• Work to complete: Keep only the lines where "معروف" appears.
[start of Materials provided]
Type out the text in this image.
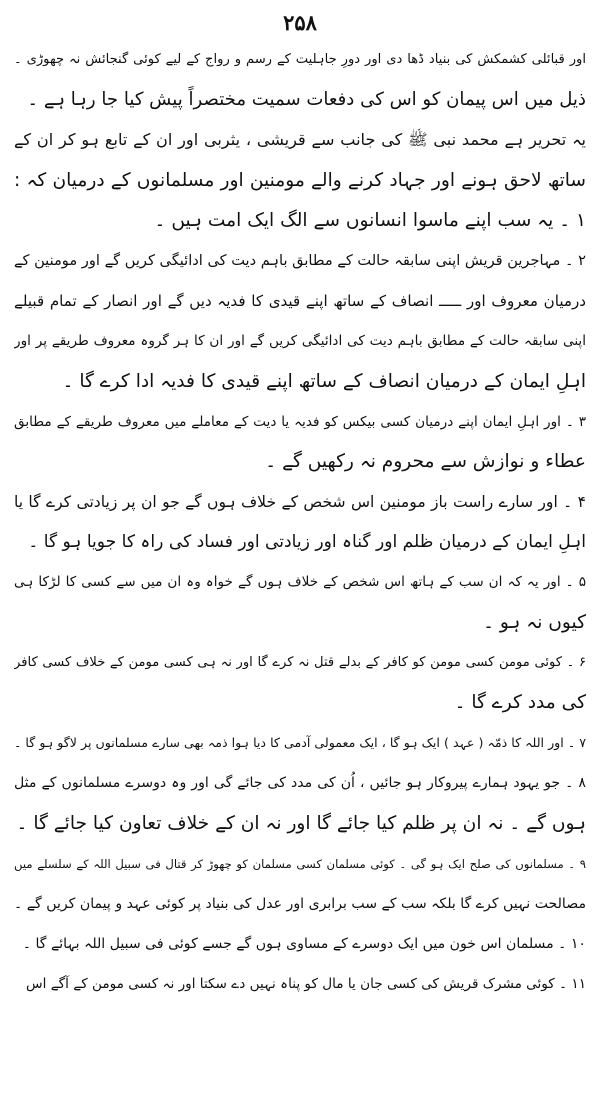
۲۵۸
اور قبائلی کشمکش کی بنیاد ڈھا دی اور دورِ جاہلیت کے رسم و رواج کے لیے کوئی گنجائش نہ چھوڑی ۔
ذیل میں اس پیمان کو اس کی دفعات سمیت مختصراً پیش کیا جا رہا ہے ۔
یہ تحریر ہے محمد نبی ﷺ کی جانب سے قریشی ، یثربی اور ان کے تابع ہو کر ان کے
ساتھ لاحق ہونے اور جہاد کرنے والے مومنین اور مسلمانوں کے درمیان کہ :
۱ ۔ یہ سب اپنے ماسوا انسانوں سے الگ ایک امت ہیں ۔
۲ ۔ مہاجرین قریش اپنی سابقہ حالت کے مطابق باہم دیت کی ادائیگی کریں گے اور مومنین کے
درمیان معروف اور ـــــ انصاف کے ساتھ اپنے قیدی کا فدیہ دیں گے اور انصار کے تمام قبیلے
اپنی سابقہ حالت کے مطابق باہم دیت کی ادائیگی کریں گے اور ان کا ہر گروہ معروف طریقے پر اور
اہلِ ایمان کے درمیان انصاف کے ساتھ اپنے قیدی کا فدیہ ادا کرے گا ۔
۳ ۔ اور اہلِ ایمان اپنے درمیان کسی بیکس کو فدیہ یا دیت کے معاملے میں معروف طریقے کے مطابق
عطاء و نوازش سے محروم نہ رکھیں گے ۔
۴ ۔ اور سارے راست باز مومنین اس شخص کے خلاف ہوں گے جو ان پر زیادتی کرے گا یا
اہلِ ایمان کے درمیان ظلم اور گناہ اور زیادتی اور فساد کی راہ کا جویا ہو گا ۔
۵ ۔ اور یہ کہ ان سب کے ہاتھ اس شخص کے خلاف ہوں گے خواہ وہ ان میں سے کسی کا لڑکا ہی
کیوں نہ ہو ۔
۶ ۔ کوئی مومن کسی مومن کو کافر کے بدلے قتل نہ کرے گا اور نہ ہی کسی مومن کے خلاف کسی کافر
کی مدد کرے گا ۔
۷ ۔ اور اللہ کا ذمّہ ( عہد ) ایک ہو گا ، ایک معمولی آدمی کا دیا ہوا ذمہ بھی سارے مسلمانوں پر لاگو ہو گا ۔
۸ ۔ جو یہود ہمارے پیروکار ہو جائیں ، اُن کی مدد کی جائے گی اور وہ دوسرے مسلمانوں کے مثل
ہوں گے ۔ نہ ان پر ظلم کیا جائے گا اور نہ ان کے خلاف تعاون کیا جائے گا ۔
۹ ۔ مسلمانوں کی صلح ایک ہو گی ۔ کوئی مسلمان کسی مسلمان کو چھوڑ کر قتال فی سبیل اللہ کے سلسلے میں
مصالحت نہیں کرے گا بلکہ سب کے سب برابری اور عدل کی بنیاد پر کوئی عہد و پیمان کریں گے ۔
۱۰ ۔ مسلمان اس خون میں ایک دوسرے کے مساوی ہوں گے جسے کوئی فی سبیل اللہ بہائے گا ۔
۱۱ ۔ کوئی مشرک قریش کی کسی جان یا مال کو پناہ نہیں دے سکتا اور نہ کسی مومن کے آگے اس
[end of Materials provided]
• Task response:
درمیان معروف اور ـــــ انصاف کے ساتھ اپنے قیدی کا فدیہ دیں گے اور انصار کے تمام قبیلے
اپنی سابقہ حالت کے مطابق باہم دیت کی ادائیگی کریں گے اور ان کا ہر گروہ معروف طریقے پر اور
۳ ۔ اور اہلِ ایمان اپنے درمیان کسی بیکس کو فدیہ یا دیت کے معاملے میں معروف طریقے کے مطابق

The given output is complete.